ABOUT THIS TASK: In the thrift and antique shopping guide, what personal style mantra does the writer give?

PASSAGE TO READ:
----------------------------------------
First things first: If you’ve not already established a personal style mantra, start right now. Mine is: “Old or new, make it you.”
There is an availability of abundant treasure in this great city. Whether you’re scouting for “new” accessories, clothing or furniture, you’re more than covered. Here’s a vintage vantage of this city’s alternative shopping.
First up is Bargain Thrift Store (4545 N.W. 16th; 753-6561). Probably my favorite thing about this shop is the area in the back labeled “Test Plugs.” That’s right: quality check!
You’ll be able to fulfill all your basic needs in this store. It’s clean and well-organized, filled with a healthy mix of contemporary, gently used items as well as vintage, mod pieces. There’s a huge selection of luggage – rolling cases, as well as classic luggage that boast a traditional handle (good for decorating or traveling).
Next up is St. Vincent de Paul (4515 N.W. 10th; 917-5999). Running late on your Halloween duds? Never fear, it has quite a selection for adults and children.
Its focus tends to be more in the vein of clothing, shoes and bags. The racks are separated for women and men, and on each respective side, the organization continues. The bags are even done according to color! You won’t be disappointed in the selection.
Both Bargain and St. Vincent roll their profit into local charities and the betterment of the community.While in the area, check out Antique Co-op (1227 N. May; 942- 1214). From the creaky front door to the complimentary coffee to the cavernous building of wonder, this place is an absolute must-shop. Every nook and cranny cradles hidden gems begging for discovery.
Don’t be shy: Ask to see items hiding in one of the many cases. Allow a few hours for this stop. You can find just about anything, but their furniture section is a mid-century modern haven. Don Draper would approve.
----------------------------------------
DATA:

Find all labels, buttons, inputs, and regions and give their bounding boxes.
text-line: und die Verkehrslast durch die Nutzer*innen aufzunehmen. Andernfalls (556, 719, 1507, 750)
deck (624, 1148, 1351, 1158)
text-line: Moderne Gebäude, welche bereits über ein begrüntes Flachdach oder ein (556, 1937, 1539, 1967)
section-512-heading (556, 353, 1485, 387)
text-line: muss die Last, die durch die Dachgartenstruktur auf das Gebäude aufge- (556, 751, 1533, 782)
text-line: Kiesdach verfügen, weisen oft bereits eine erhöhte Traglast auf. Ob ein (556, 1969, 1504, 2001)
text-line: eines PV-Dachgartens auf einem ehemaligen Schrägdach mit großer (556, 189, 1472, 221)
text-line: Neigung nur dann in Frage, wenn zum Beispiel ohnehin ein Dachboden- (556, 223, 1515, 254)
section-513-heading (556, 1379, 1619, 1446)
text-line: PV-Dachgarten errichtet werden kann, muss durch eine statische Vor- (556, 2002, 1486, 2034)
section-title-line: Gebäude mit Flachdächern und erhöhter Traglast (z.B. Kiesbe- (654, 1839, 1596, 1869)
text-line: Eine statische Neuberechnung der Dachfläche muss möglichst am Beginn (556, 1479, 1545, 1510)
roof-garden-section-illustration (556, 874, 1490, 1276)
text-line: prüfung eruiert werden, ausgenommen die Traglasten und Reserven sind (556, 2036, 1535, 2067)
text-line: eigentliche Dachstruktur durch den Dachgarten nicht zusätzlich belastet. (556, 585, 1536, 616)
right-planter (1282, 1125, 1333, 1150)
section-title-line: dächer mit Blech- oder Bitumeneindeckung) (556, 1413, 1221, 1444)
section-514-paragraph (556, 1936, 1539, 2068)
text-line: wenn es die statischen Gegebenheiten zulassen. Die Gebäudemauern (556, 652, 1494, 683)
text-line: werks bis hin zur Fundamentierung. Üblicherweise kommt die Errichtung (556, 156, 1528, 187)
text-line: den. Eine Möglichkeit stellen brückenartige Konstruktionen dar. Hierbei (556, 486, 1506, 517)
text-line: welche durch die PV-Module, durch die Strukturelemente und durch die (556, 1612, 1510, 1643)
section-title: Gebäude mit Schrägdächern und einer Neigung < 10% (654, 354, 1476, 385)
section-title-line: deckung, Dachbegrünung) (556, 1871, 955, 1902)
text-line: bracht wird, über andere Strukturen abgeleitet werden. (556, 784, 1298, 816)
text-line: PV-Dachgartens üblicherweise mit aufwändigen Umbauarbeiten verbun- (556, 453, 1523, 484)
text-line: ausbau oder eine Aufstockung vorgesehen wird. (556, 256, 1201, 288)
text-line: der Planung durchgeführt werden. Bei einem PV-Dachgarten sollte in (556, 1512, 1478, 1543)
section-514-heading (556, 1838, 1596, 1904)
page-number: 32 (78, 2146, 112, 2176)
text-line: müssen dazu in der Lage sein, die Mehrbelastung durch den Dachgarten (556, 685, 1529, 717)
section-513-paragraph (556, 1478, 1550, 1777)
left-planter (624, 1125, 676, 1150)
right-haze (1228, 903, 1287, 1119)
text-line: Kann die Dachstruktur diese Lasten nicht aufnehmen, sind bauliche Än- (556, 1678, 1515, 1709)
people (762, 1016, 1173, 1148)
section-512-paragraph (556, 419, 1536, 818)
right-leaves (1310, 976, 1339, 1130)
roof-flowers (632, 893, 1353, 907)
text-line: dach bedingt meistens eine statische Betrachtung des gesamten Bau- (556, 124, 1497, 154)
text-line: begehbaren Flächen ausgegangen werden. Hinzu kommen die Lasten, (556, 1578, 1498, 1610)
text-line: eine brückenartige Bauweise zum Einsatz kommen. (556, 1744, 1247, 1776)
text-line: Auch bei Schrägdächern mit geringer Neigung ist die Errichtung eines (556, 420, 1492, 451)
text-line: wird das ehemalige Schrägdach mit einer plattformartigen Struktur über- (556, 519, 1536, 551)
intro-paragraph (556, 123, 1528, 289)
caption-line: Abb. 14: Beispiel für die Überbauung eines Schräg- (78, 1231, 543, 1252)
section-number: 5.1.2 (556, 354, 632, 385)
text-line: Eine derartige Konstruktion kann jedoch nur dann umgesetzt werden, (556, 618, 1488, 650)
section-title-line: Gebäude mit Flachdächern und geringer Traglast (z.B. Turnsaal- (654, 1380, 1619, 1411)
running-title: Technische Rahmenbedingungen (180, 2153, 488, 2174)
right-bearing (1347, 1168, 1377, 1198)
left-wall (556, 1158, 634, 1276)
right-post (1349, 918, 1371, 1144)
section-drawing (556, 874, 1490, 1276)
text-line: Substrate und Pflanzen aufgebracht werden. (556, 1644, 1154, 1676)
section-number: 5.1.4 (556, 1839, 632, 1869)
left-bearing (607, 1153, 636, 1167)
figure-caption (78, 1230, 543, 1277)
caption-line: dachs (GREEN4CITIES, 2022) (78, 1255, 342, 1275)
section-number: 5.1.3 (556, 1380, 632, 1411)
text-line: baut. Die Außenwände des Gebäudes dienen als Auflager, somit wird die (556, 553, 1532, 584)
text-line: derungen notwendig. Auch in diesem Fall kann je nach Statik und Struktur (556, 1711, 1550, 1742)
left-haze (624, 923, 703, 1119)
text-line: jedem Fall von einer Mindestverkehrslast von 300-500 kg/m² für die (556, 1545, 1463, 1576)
----------------------------------------
RESULT: "Old or new, make it you."